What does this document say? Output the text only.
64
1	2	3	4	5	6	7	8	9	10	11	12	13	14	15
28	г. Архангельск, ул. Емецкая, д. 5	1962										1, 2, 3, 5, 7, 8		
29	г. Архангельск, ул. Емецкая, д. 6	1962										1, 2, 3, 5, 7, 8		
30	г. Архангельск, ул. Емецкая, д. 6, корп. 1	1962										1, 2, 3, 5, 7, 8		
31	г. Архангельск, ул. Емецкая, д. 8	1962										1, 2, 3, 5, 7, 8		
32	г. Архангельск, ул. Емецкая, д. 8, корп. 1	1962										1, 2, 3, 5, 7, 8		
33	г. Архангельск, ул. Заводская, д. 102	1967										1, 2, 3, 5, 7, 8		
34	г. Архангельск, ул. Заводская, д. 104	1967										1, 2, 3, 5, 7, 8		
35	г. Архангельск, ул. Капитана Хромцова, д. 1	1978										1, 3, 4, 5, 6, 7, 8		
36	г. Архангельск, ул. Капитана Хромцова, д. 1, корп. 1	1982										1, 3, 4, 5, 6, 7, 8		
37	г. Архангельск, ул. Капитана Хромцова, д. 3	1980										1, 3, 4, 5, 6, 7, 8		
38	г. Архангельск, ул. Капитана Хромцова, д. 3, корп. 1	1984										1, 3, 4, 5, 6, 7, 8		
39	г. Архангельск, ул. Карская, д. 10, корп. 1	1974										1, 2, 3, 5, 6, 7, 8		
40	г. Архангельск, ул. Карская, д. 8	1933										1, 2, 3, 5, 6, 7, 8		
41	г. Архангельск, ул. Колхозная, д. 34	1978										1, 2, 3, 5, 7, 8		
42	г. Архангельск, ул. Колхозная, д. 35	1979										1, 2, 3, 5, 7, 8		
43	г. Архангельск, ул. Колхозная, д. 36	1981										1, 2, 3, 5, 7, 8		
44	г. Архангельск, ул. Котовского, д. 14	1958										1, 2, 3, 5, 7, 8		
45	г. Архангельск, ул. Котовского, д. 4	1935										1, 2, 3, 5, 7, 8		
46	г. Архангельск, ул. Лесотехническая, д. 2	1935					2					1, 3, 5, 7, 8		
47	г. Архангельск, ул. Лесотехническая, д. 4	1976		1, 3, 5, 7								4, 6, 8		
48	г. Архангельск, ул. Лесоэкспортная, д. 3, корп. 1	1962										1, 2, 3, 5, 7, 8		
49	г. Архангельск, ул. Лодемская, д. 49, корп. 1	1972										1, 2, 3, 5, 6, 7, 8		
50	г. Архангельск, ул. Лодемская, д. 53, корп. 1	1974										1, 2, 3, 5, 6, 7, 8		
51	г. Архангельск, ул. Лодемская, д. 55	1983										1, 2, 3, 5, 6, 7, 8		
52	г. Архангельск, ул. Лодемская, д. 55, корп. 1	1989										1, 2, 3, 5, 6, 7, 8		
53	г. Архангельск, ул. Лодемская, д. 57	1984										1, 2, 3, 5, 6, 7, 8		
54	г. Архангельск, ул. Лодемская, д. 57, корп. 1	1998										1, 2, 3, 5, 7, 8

———

» **Direction**:
Go through the listing above and locate each line that holds the word "Котовского". Copy those lines.

» **Answer to this exercise**:
44	г. Архангельск, ул. Котовского, д. 14	1958										1, 2, 3, 5, 7, 8		
45	г. Архангельск, ул. Котовского, д. 4	1935										1, 2, 3, 5, 7, 8		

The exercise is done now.